--- START Extracted data ---

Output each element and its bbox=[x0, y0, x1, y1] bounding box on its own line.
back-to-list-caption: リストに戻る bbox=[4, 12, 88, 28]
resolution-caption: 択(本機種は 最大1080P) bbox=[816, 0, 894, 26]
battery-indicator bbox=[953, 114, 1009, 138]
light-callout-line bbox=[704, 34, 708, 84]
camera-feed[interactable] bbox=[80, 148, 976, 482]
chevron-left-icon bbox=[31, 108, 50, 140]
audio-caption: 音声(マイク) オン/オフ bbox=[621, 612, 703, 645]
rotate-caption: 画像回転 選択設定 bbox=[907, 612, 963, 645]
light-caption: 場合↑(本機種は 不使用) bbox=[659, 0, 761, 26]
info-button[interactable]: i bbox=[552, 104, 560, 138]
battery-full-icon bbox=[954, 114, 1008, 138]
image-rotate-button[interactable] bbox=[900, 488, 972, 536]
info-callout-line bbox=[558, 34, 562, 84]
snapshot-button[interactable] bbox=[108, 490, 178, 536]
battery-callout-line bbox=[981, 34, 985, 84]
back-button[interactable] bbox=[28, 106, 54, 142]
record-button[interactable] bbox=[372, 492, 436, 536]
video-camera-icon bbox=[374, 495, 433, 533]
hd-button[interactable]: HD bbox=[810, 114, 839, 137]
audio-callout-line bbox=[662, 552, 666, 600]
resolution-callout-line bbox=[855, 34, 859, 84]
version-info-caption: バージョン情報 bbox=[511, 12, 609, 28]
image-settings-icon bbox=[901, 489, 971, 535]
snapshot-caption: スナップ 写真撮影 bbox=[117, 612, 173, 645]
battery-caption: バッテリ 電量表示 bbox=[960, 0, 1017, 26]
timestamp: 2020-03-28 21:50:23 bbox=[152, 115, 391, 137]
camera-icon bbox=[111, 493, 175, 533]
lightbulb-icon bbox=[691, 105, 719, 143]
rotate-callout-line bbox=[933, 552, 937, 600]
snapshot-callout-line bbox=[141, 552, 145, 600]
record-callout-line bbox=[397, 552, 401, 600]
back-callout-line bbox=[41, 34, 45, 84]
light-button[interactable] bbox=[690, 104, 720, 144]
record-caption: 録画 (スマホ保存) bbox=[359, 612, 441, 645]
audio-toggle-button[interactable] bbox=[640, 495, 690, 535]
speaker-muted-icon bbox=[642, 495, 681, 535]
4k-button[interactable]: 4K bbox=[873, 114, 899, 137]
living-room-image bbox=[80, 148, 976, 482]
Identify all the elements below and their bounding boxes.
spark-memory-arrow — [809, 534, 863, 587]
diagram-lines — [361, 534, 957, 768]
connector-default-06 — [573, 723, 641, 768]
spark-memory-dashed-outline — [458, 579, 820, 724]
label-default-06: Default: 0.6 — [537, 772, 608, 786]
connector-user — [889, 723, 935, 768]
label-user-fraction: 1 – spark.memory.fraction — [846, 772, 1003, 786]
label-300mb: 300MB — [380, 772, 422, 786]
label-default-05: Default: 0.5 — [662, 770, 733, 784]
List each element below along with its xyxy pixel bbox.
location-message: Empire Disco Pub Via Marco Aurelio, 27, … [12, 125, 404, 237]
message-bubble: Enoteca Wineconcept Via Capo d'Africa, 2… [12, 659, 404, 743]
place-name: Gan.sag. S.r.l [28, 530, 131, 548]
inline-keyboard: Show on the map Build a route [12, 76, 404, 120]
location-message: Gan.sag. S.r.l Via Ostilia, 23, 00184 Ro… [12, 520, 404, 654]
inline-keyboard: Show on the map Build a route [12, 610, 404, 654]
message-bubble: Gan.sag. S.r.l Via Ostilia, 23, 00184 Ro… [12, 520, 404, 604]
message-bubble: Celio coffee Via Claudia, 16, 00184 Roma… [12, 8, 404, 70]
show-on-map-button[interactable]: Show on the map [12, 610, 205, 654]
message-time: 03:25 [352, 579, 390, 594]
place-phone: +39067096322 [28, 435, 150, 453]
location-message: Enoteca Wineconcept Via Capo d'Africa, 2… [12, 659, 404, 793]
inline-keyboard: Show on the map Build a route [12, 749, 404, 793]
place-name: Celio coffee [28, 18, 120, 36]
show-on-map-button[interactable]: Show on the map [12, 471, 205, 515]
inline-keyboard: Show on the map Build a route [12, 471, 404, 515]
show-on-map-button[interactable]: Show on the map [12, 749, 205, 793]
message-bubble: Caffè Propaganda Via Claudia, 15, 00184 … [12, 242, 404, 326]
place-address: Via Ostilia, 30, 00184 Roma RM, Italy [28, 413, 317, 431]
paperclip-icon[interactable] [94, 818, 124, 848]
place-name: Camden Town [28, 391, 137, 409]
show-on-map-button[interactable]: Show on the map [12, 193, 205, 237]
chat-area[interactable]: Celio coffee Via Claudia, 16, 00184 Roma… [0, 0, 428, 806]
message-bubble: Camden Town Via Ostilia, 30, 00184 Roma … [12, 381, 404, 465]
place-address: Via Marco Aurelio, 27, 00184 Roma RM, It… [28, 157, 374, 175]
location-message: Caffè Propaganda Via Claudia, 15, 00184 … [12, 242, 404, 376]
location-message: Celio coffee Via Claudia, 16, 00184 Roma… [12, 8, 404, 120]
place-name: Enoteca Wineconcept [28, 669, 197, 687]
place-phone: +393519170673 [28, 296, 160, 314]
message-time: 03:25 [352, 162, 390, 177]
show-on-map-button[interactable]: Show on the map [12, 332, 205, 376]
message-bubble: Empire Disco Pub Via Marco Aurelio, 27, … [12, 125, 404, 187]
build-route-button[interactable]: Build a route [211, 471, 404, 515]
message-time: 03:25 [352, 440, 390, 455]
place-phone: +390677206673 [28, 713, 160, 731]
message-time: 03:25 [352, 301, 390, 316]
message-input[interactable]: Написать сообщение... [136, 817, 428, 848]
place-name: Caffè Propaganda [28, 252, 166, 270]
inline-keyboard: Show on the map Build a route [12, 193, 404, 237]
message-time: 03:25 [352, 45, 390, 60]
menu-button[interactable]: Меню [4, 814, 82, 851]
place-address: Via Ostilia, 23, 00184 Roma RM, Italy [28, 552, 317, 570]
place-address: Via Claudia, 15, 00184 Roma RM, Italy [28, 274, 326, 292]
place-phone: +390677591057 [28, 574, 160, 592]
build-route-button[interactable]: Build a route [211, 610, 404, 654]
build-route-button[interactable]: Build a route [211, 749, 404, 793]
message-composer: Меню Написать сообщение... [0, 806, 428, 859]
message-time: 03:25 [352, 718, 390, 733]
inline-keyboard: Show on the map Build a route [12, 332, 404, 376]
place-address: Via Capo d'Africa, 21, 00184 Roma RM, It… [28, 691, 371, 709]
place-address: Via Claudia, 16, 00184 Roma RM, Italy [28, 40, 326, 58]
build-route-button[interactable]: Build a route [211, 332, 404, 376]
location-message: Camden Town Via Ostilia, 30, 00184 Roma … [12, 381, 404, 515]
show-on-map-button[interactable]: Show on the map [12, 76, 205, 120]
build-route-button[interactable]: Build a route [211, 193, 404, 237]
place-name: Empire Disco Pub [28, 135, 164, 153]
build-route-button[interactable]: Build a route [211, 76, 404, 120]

--- END Extracted data ---

Give as a numbered list, with blank lines omitted, the rows beginning at the start of the records and continuing through the row containing "battery-full-icon bbox=[954, 114, 1008, 138]".

> **Answer below**:
1. Output each element and its bbox=[x0, y0, x1, y1] bounding box on its own line.
2. back-to-list-caption: リストに戻る bbox=[4, 12, 88, 28]
3. resolution-caption: 択(本機種は 最大1080P) bbox=[816, 0, 894, 26]
4. battery-indicator bbox=[953, 114, 1009, 138]
5. light-callout-line bbox=[704, 34, 708, 84]
6. camera-feed[interactable] bbox=[80, 148, 976, 482]
7. chevron-left-icon bbox=[31, 108, 50, 140]
8. audio-caption: 音声(マイク) オン/オフ bbox=[621, 612, 703, 645]
9. rotate-caption: 画像回転 選択設定 bbox=[907, 612, 963, 645]
10. light-caption: 場合↑(本機種は 不使用) bbox=[659, 0, 761, 26]
11. info-button[interactable]: i bbox=[552, 104, 560, 138]
12. battery-full-icon bbox=[954, 114, 1008, 138]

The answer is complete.